TASK PROMPT: Could you swap every "View all" in the entries below for "See all" and return them with nothing else changed?

** START OF DATA TO USE **

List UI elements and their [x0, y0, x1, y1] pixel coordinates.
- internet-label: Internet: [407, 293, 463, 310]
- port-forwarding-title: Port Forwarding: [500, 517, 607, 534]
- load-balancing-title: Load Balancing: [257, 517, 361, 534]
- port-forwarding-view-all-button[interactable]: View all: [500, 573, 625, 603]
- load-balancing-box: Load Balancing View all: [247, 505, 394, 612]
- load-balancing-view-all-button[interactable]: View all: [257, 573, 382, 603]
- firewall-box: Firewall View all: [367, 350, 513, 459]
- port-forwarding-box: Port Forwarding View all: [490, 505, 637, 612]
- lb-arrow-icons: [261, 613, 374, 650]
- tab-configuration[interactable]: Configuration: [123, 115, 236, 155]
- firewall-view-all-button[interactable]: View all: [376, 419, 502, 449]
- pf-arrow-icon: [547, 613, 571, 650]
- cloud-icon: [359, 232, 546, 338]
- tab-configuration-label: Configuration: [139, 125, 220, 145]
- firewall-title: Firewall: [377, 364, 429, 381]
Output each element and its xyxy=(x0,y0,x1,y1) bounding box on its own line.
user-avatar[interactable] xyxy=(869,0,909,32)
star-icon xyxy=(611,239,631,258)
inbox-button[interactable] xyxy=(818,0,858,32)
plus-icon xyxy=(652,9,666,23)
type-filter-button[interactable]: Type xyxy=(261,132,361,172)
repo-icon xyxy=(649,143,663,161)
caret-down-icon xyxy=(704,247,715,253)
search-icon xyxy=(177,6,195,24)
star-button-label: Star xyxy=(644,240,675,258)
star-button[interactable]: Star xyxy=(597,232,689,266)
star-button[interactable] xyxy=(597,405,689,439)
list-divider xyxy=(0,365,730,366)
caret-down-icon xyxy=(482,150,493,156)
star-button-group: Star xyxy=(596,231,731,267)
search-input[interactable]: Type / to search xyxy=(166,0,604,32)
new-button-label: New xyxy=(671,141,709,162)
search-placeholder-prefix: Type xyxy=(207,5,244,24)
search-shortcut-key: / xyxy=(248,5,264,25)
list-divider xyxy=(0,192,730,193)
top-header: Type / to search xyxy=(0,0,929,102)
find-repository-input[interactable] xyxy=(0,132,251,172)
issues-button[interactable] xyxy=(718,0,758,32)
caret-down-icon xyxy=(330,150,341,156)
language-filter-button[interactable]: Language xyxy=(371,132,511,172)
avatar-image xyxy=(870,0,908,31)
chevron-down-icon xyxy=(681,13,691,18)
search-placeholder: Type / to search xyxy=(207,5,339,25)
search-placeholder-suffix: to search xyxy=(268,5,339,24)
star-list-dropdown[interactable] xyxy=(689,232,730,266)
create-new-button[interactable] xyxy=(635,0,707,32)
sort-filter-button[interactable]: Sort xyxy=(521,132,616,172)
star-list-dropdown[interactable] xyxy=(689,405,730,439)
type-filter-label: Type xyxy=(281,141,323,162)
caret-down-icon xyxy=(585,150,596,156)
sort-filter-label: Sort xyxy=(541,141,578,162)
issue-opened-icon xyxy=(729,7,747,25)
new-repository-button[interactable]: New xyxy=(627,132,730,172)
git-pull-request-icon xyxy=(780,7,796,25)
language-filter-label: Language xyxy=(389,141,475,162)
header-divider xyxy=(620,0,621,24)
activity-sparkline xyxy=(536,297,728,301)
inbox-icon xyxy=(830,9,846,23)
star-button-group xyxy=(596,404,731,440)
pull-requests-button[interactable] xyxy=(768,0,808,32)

** END OF DATA TO USE **

REPLY TO THE TASK:
List UI elements and their [x0, y0, x1, y1] pixel coordinates.
- internet-label: Internet: [407, 293, 463, 310]
- port-forwarding-title: Port Forwarding: [500, 517, 607, 534]
- load-balancing-title: Load Balancing: [257, 517, 361, 534]
- port-forwarding-view-all-button[interactable]: See all: [500, 573, 625, 603]
- load-balancing-box: Load Balancing See all: [247, 505, 394, 612]
- load-balancing-view-all-button[interactable]: See all: [257, 573, 382, 603]
- firewall-box: Firewall See all: [367, 350, 513, 459]
- port-forwarding-box: Port Forwarding See all: [490, 505, 637, 612]
- lb-arrow-icons: [261, 613, 374, 650]
- tab-configuration[interactable]: Configuration: [123, 115, 236, 155]
- firewall-view-all-button[interactable]: See all: [376, 419, 502, 449]
- pf-arrow-icon: [547, 613, 571, 650]
- cloud-icon: [359, 232, 546, 338]
- tab-configuration-label: Configuration: [139, 125, 220, 145]
- firewall-title: Firewall: [377, 364, 429, 381]
Output each element and its xyxy=(x0,y0,x1,y1) bounding box on its own line.
user-avatar[interactable] xyxy=(869,0,909,32)
star-icon xyxy=(611,239,631,258)
inbox-button[interactable] xyxy=(818,0,858,32)
plus-icon xyxy=(652,9,666,23)
type-filter-button[interactable]: Type xyxy=(261,132,361,172)
repo-icon xyxy=(649,143,663,161)
caret-down-icon xyxy=(704,247,715,253)
search-icon xyxy=(177,6,195,24)
star-button-label: Star xyxy=(644,240,675,258)
star-button[interactable]: Star xyxy=(597,232,689,266)
star-button[interactable] xyxy=(597,405,689,439)
list-divider xyxy=(0,365,730,366)
caret-down-icon xyxy=(482,150,493,156)
star-button-group: Star xyxy=(596,231,731,267)
search-input[interactable]: Type / to search xyxy=(166,0,604,32)
new-button-label: New xyxy=(671,141,709,162)
search-placeholder-prefix: Type xyxy=(207,5,244,24)
search-shortcut-key: / xyxy=(248,5,264,25)
list-divider xyxy=(0,192,730,193)
top-header: Type / to search xyxy=(0,0,929,102)
find-repository-input[interactable] xyxy=(0,132,251,172)
issues-button[interactable] xyxy=(718,0,758,32)
caret-down-icon xyxy=(330,150,341,156)
language-filter-button[interactable]: Language xyxy=(371,132,511,172)
avatar-image xyxy=(870,0,908,31)
chevron-down-icon xyxy=(681,13,691,18)
search-placeholder: Type / to search xyxy=(207,5,339,25)
search-placeholder-suffix: to search xyxy=(268,5,339,24)
star-list-dropdown[interactable] xyxy=(689,232,730,266)
create-new-button[interactable] xyxy=(635,0,707,32)
sort-filter-button[interactable]: Sort xyxy=(521,132,616,172)
star-list-dropdown[interactable] xyxy=(689,405,730,439)
type-filter-label: Type xyxy=(281,141,323,162)
caret-down-icon xyxy=(585,150,596,156)
sort-filter-label: Sort xyxy=(541,141,578,162)
issue-opened-icon xyxy=(729,7,747,25)
new-repository-button[interactable]: New xyxy=(627,132,730,172)
git-pull-request-icon xyxy=(780,7,796,25)
language-filter-label: Language xyxy=(389,141,475,162)
header-divider xyxy=(620,0,621,24)
activity-sparkline xyxy=(536,297,728,301)
inbox-icon xyxy=(830,9,846,23)
star-button-group xyxy=(596,404,731,440)
pull-requests-button[interactable] xyxy=(768,0,808,32)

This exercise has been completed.